> _The request_
Return all of the entries exactly as written.

> _Provided entries_
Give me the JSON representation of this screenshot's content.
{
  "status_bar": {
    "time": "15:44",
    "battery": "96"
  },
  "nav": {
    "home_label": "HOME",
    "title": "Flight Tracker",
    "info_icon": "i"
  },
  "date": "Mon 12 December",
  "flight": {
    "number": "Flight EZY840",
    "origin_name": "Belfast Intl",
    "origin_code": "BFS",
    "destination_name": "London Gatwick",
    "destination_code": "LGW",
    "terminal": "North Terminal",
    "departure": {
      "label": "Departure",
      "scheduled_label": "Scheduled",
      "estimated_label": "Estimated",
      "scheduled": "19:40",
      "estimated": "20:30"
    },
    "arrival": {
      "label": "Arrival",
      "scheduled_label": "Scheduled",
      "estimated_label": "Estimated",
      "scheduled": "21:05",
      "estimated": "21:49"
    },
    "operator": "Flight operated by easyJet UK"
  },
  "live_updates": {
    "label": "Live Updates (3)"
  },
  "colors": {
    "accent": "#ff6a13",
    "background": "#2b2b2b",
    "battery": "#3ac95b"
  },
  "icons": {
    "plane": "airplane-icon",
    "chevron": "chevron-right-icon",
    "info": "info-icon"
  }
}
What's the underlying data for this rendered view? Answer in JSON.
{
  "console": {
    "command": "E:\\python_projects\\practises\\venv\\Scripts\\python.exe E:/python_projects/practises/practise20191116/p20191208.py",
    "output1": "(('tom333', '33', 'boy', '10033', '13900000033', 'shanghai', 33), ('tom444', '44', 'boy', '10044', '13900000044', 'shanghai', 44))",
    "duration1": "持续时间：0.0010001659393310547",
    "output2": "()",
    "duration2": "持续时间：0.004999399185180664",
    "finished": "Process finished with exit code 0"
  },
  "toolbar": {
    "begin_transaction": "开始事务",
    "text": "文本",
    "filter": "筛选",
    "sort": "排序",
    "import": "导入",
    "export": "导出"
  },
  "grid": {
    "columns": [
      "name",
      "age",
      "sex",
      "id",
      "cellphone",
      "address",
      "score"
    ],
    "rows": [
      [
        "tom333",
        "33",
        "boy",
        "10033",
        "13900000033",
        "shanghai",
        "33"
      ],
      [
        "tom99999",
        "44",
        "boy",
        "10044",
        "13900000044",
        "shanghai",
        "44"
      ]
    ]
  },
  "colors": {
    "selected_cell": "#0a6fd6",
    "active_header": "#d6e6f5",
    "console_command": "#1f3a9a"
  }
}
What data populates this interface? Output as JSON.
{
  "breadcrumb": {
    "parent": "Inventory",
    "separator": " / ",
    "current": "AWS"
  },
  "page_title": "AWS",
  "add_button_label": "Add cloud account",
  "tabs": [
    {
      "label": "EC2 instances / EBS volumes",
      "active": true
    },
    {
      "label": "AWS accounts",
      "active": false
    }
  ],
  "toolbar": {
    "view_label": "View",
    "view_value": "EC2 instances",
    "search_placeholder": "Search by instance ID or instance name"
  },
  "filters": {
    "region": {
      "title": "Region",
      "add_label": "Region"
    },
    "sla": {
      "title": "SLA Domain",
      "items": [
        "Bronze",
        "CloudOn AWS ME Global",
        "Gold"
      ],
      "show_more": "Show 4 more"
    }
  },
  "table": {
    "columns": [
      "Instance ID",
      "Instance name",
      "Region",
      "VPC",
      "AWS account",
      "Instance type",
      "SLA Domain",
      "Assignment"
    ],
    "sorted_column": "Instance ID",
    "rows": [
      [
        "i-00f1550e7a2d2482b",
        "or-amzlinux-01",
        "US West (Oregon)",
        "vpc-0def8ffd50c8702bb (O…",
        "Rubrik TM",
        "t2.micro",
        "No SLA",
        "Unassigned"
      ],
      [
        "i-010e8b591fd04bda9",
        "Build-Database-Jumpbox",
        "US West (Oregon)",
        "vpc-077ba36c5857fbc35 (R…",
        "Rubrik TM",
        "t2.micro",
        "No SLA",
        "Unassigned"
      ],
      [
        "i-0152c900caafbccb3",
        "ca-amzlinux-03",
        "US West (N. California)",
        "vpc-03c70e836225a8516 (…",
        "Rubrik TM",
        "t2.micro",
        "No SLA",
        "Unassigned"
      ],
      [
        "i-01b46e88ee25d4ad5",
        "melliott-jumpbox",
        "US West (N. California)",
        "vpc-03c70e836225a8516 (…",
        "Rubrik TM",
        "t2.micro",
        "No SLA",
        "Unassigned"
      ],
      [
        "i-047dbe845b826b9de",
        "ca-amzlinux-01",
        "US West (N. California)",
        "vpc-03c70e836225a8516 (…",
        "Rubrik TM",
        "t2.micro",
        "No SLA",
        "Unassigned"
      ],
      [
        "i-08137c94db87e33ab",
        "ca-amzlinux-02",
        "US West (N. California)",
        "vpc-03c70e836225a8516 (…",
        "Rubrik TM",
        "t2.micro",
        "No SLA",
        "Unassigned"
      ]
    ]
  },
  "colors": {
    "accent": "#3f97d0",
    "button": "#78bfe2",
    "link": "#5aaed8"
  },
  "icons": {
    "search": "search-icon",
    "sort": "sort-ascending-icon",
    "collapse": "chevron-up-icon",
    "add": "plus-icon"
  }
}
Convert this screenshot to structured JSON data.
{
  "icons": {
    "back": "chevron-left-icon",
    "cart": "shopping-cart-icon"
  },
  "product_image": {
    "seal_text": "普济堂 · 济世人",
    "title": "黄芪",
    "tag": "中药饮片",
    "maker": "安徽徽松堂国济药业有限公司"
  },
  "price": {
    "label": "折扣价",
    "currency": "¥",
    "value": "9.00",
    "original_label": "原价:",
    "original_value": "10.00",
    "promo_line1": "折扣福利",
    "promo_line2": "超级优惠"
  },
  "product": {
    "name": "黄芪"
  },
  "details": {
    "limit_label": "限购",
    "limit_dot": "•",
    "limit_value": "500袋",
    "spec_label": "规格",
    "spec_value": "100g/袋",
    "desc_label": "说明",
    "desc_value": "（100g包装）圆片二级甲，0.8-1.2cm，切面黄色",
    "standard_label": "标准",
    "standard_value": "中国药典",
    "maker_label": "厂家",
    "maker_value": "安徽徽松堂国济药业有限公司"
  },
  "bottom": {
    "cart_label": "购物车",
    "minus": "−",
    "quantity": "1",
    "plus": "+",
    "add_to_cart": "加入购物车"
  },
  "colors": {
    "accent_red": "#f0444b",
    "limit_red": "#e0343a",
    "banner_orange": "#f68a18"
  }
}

> _Problem solution_
Give me the JSON representation of this screenshot's content.
{
  "status_bar": {
    "time": "15:44",
    "battery": "96"
  },
  "nav": {
    "home_label": "HOME",
    "title": "Flight Tracker",
    "info_icon": "i"
  },
  "date": "Mon 12 December",
  "flight": {
    "number": "Flight EZY840",
    "origin_name": "Belfast Intl",
    "origin_code": "BFS",
    "destination_name": "London Gatwick",
    "destination_code": "LGW",
    "terminal": "North Terminal",
    "departure": {
      "label": "Departure",
      "scheduled_label": "Scheduled",
      "estimated_label": "Estimated",
      "scheduled": "19:40",
      "estimated": "20:30"
    },
    "arrival": {
      "label": "Arrival",
      "scheduled_label": "Scheduled",
      "estimated_label": "Estimated",
      "scheduled": "21:05",
      "estimated": "21:49"
    },
    "operator": "Flight operated by easyJet UK"
  },
  "live_updates": {
    "label": "Live Updates (3)"
  },
  "colors": {
    "accent": "#ff6a13",
    "background": "#2b2b2b",
    "battery": "#3ac95b"
  },
  "icons": {
    "plane": "airplane-icon",
    "chevron": "chevron-right-icon",
    "info": "info-icon"
  }
}
What's the underlying data for this rendered view? Answer in JSON.
{
  "console": {
    "command": "E:\\python_projects\\practises\\venv\\Scripts\\python.exe E:/python_projects/practises/practise20191116/p20191208.py",
    "output1": "(('tom333', '33', 'boy', '10033', '13900000033', 'shanghai', 33), ('tom444', '44', 'boy', '10044', '13900000044', 'shanghai', 44))",
    "duration1": "持续时间：0.0010001659393310547",
    "output2": "()",
    "duration2": "持续时间：0.004999399185180664",
    "finished": "Process finished with exit code 0"
  },
  "toolbar": {
    "begin_transaction": "开始事务",
    "text": "文本",
    "filter": "筛选",
    "sort": "排序",
    "import": "导入",
    "export": "导出"
  },
  "grid": {
    "columns": [
      "name",
      "age",
      "sex",
      "id",
      "cellphone",
      "address",
      "score"
    ],
    "rows": [
      [
        "tom333",
        "33",
        "boy",
        "10033",
        "13900000033",
        "shanghai",
        "33"
      ],
      [
        "tom99999",
        "44",
        "boy",
        "10044",
        "13900000044",
        "shanghai",
        "44"
      ]
    ]
  },
  "colors": {
    "selected_cell": "#0a6fd6",
    "active_header": "#d6e6f5",
    "console_command": "#1f3a9a"
  }
}
What data populates this interface? Output as JSON.
{
  "breadcrumb": {
    "parent": "Inventory",
    "separator": " / ",
    "current": "AWS"
  },
  "page_title": "AWS",
  "add_button_label": "Add cloud account",
  "tabs": [
    {
      "label": "EC2 instances / EBS volumes",
      "active": true
    },
    {
      "label": "AWS accounts",
      "active": false
    }
  ],
  "toolbar": {
    "view_label": "View",
    "view_value": "EC2 instances",
    "search_placeholder": "Search by instance ID or instance name"
  },
  "filters": {
    "region": {
      "title": "Region",
      "add_label": "Region"
    },
    "sla": {
      "title": "SLA Domain",
      "items": [
        "Bronze",
        "CloudOn AWS ME Global",
        "Gold"
      ],
      "show_more": "Show 4 more"
    }
  },
  "table": {
    "columns": [
      "Instance ID",
      "Instance name",
      "Region",
      "VPC",
      "AWS account",
      "Instance type",
      "SLA Domain",
      "Assignment"
    ],
    "sorted_column": "Instance ID",
    "rows": [
      [
        "i-00f1550e7a2d2482b",
        "or-amzlinux-01",
        "US West (Oregon)",
        "vpc-0def8ffd50c8702bb (O…",
        "Rubrik TM",
        "t2.micro",
        "No SLA",
        "Unassigned"
      ],
      [
        "i-010e8b591fd04bda9",
        "Build-Database-Jumpbox",
        "US West (Oregon)",
        "vpc-077ba36c5857fbc35 (R…",
        "Rubrik TM",
        "t2.micro",
        "No SLA",
        "Unassigned"
      ],
      [
        "i-0152c900caafbccb3",
        "ca-amzlinux-03",
        "US West (N. California)",
        "vpc-03c70e836225a8516 (…",
        "Rubrik TM",
        "t2.micro",
        "No SLA",
        "Unassigned"
      ],
      [
        "i-01b46e88ee25d4ad5",
        "melliott-jumpbox",
        "US West (N. California)",
        "vpc-03c70e836225a8516 (…",
        "Rubrik TM",
        "t2.micro",
        "No SLA",
        "Unassigned"
      ],
      [
        "i-047dbe845b826b9de",
        "ca-amzlinux-01",
        "US West (N. California)",
        "vpc-03c70e836225a8516 (…",
        "Rubrik TM",
        "t2.micro",
        "No SLA",
        "Unassigned"
      ],
      [
        "i-08137c94db87e33ab",
        "ca-amzlinux-02",
        "US West (N. California)",
        "vpc-03c70e836225a8516 (…",
        "Rubrik TM",
        "t2.micro",
        "No SLA",
        "Unassigned"
      ]
    ]
  },
  "colors": {
    "accent": "#3f97d0",
    "button": "#78bfe2",
    "link": "#5aaed8"
  },
  "icons": {
    "search": "search-icon",
    "sort": "sort-ascending-icon",
    "collapse": "chevron-up-icon",
    "add": "plus-icon"
  }
}
Convert this screenshot to structured JSON data.
{
  "icons": {
    "back": "chevron-left-icon",
    "cart": "shopping-cart-icon"
  },
  "product_image": {
    "seal_text": "普济堂 · 济世人",
    "title": "黄芪",
    "tag": "中药饮片",
    "maker": "安徽徽松堂国济药业有限公司"
  },
  "price": {
    "label": "折扣价",
    "currency": "¥",
    "value": "9.00",
    "original_label": "原价:",
    "original_value": "10.00",
    "promo_line1": "折扣福利",
    "promo_line2": "超级优惠"
  },
  "product": {
    "name": "黄芪"
  },
  "details": {
    "limit_label": "限购",
    "limit_dot": "•",
    "limit_value": "500袋",
    "spec_label": "规格",
    "spec_value": "100g/袋",
    "desc_label": "说明",
    "desc_value": "（100g包装）圆片二级甲，0.8-1.2cm，切面黄色",
    "standard_label": "标准",
    "standard_value": "中国药典",
    "maker_label": "厂家",
    "maker_value": "安徽徽松堂国济药业有限公司"
  },
  "bottom": {
    "cart_label": "购物车",
    "minus": "−",
    "quantity": "1",
    "plus": "+",
    "add_to_cart": "加入购物车"
  },
  "colors": {
    "accent_red": "#f0444b",
    "limit_red": "#e0343a",
    "banner_orange": "#f68a18"
  }
}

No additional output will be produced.